■ The records:
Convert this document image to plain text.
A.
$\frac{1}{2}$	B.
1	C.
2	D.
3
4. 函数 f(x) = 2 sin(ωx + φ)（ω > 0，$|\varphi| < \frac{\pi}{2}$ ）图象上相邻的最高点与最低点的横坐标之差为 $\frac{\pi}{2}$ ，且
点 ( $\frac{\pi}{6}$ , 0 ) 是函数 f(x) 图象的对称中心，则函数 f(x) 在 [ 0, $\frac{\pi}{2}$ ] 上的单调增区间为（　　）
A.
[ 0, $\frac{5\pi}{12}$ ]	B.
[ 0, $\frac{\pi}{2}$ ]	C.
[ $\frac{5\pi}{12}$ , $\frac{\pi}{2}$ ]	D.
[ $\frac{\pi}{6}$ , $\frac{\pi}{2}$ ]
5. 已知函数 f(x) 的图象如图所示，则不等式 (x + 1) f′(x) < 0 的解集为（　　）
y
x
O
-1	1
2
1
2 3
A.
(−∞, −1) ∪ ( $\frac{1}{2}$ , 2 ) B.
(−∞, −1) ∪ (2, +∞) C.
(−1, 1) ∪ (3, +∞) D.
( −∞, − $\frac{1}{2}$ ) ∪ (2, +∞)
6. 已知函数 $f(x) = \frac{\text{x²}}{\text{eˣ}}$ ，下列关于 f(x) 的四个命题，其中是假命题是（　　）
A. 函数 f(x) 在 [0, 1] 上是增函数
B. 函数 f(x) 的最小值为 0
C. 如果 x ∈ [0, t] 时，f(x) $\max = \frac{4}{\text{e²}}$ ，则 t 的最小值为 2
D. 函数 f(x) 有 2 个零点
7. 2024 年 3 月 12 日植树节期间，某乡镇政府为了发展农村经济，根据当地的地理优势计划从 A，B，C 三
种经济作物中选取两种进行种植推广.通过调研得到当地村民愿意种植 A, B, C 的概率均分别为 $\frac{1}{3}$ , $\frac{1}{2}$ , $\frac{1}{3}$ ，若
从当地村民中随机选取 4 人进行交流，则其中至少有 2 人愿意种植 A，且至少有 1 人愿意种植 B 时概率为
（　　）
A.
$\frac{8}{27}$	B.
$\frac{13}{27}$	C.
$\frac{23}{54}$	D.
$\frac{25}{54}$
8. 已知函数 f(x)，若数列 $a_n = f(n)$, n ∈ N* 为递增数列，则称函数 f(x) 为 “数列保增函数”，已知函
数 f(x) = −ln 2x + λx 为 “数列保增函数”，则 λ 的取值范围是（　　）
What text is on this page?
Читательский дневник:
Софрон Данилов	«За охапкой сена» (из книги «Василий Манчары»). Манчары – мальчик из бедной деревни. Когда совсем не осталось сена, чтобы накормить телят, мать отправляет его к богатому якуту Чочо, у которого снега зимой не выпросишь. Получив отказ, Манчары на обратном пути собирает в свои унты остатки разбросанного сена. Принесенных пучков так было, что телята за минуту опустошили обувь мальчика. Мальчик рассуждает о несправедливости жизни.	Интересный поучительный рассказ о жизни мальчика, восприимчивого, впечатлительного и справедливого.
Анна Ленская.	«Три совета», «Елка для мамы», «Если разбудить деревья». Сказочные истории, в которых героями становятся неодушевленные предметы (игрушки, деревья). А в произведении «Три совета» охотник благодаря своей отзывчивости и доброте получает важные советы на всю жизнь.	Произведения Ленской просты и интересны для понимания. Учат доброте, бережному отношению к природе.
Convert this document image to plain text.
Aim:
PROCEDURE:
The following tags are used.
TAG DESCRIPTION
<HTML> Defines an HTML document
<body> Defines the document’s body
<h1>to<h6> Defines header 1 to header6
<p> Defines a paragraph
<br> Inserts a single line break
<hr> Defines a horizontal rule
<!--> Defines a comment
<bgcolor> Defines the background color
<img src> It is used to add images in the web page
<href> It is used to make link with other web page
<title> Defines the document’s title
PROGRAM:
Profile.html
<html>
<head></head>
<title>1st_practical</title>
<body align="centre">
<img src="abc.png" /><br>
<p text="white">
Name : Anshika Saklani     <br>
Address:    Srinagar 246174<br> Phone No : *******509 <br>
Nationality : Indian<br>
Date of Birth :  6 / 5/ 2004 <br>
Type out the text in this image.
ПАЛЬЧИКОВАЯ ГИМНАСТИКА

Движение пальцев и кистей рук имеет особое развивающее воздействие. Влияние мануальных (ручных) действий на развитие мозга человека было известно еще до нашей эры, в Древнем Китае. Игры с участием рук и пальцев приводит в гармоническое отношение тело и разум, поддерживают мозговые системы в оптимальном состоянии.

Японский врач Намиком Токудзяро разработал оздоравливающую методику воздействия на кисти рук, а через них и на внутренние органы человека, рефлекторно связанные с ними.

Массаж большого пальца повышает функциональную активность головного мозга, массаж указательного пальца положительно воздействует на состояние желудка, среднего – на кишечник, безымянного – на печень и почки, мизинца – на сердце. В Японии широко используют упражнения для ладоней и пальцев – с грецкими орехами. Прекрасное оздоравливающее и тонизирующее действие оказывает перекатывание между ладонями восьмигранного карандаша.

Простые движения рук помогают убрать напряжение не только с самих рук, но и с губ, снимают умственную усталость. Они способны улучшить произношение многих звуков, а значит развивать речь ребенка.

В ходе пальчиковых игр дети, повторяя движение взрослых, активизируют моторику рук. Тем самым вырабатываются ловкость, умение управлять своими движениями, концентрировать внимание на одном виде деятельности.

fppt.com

--

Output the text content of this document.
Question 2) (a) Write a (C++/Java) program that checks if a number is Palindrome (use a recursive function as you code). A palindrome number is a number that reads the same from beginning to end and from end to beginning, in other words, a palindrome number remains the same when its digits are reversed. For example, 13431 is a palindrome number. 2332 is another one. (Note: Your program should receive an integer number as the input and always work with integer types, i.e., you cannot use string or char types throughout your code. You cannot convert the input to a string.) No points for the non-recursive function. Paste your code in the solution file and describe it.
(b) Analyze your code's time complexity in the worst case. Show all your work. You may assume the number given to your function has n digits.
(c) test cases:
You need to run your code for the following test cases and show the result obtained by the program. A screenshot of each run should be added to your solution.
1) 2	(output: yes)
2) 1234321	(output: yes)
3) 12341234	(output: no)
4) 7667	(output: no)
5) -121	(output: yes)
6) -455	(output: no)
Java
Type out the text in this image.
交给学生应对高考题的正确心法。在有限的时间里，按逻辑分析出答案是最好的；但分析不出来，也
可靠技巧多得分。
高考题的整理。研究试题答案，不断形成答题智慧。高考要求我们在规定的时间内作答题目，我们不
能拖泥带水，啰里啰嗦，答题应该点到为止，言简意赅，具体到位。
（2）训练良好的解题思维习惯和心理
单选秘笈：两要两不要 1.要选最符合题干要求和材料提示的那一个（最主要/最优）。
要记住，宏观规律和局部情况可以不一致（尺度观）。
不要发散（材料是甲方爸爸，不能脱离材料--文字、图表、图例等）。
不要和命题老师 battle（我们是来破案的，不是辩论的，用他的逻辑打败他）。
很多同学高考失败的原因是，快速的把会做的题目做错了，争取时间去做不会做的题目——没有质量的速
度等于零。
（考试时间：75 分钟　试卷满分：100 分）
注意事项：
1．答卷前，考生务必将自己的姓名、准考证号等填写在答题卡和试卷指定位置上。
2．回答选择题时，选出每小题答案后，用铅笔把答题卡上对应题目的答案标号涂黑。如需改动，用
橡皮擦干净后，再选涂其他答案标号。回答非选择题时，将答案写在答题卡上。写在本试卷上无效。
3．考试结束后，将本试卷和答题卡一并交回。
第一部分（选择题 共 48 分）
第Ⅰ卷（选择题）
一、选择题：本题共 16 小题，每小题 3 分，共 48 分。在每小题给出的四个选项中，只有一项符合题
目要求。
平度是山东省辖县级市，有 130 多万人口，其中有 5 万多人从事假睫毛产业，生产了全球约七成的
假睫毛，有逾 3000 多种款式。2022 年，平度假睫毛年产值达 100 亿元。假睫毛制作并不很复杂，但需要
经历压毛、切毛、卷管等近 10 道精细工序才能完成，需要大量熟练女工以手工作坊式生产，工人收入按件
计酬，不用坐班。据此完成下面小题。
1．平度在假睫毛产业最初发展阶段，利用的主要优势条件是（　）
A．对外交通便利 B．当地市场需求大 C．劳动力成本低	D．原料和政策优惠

■ Task to complete: Which lines contain "body"? Copy each of them.

■ Written response:
<body> Defines the document’s body
<body align="centre">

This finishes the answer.